Work to complete: Using the listing below, report all lines holding the word "this".

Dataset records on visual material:
'''

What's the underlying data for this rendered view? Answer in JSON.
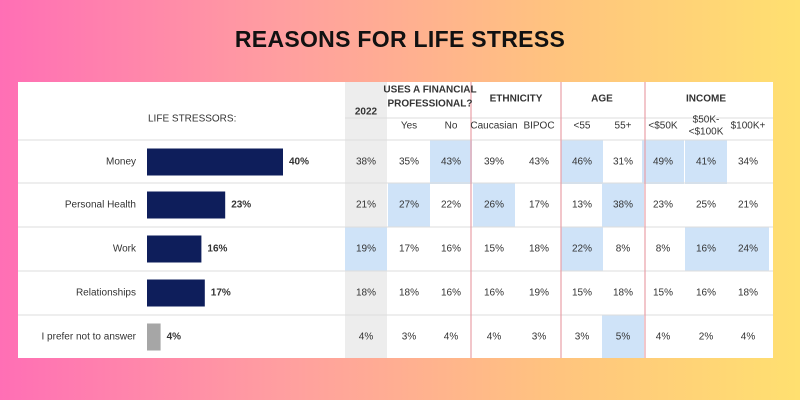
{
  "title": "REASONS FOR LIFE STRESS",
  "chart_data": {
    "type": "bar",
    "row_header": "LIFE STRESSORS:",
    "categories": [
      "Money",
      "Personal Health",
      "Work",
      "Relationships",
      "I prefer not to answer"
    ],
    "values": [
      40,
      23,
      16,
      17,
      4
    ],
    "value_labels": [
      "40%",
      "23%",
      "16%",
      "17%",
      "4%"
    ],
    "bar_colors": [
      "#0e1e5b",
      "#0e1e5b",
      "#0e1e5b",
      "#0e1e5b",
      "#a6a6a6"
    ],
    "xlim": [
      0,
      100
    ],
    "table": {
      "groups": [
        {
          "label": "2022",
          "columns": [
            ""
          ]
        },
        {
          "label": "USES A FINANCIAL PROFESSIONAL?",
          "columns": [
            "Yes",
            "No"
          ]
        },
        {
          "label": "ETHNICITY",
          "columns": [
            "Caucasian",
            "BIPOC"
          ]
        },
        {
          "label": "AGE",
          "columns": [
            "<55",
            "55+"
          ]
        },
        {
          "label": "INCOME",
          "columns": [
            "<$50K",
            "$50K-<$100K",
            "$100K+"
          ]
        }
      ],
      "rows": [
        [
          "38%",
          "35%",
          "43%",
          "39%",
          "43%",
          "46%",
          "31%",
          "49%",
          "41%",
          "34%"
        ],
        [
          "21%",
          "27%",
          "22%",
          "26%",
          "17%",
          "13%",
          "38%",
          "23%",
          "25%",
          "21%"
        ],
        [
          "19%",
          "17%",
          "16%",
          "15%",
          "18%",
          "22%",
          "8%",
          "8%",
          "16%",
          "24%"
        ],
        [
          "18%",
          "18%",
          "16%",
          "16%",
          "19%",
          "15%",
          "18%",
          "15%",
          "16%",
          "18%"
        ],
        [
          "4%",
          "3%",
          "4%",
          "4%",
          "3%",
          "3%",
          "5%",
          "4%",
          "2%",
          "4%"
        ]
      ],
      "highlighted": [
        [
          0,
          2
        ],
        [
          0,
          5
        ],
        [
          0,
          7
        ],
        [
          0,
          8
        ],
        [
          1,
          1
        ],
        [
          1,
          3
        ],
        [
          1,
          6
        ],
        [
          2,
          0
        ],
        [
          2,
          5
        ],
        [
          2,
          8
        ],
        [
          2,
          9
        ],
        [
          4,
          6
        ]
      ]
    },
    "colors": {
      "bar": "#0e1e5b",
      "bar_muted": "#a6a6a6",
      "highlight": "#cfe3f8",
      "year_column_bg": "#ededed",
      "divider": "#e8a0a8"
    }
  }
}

'''
'''

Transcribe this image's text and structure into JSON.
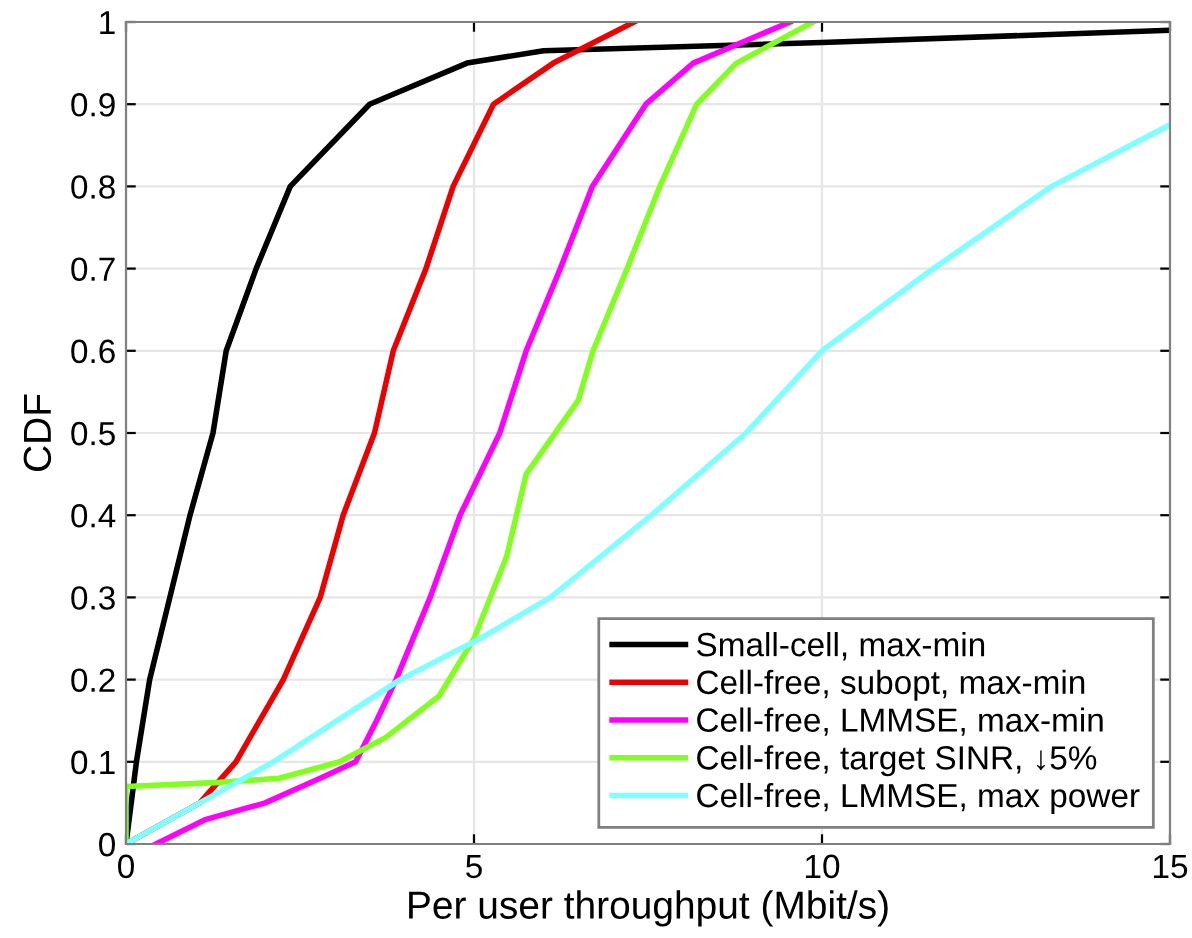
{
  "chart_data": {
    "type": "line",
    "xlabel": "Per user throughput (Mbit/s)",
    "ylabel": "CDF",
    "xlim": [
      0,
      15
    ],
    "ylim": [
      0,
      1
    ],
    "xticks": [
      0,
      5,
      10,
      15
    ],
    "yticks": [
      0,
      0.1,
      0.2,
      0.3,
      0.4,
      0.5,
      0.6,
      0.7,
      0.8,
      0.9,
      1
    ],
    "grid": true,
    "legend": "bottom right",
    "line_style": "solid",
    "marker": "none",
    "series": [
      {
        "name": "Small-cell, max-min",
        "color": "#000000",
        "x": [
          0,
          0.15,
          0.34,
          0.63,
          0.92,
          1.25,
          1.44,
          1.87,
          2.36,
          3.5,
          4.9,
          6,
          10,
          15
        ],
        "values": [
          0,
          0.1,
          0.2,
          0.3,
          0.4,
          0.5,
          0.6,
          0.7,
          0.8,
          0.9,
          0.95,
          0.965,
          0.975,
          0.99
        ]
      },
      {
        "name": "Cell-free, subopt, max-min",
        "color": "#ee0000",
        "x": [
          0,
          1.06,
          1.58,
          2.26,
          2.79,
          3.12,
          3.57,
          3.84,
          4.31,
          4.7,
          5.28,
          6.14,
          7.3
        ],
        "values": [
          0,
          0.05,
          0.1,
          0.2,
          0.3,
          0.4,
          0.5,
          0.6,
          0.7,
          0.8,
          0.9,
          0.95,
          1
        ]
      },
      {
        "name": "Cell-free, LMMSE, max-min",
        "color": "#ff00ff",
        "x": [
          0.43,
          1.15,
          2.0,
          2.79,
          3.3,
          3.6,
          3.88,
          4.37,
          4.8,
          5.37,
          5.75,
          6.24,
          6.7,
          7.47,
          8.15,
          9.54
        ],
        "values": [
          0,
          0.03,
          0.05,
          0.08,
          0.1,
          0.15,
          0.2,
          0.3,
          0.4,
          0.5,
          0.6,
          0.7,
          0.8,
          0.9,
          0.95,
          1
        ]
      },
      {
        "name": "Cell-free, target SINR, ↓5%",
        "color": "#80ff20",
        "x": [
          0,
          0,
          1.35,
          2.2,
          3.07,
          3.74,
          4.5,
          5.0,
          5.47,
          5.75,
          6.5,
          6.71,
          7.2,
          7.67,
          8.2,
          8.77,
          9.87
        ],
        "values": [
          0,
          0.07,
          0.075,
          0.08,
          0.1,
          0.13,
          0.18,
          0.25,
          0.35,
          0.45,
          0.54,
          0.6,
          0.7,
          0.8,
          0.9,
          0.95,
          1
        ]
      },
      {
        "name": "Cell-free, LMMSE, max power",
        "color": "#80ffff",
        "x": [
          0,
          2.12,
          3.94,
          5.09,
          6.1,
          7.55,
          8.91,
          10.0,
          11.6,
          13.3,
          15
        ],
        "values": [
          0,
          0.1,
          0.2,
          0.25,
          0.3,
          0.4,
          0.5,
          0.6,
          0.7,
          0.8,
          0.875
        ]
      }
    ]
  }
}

'''

Full output:
What's the underlying data for this rendered view? Answer in JSON.
Transcribe this image's text and structure into JSON.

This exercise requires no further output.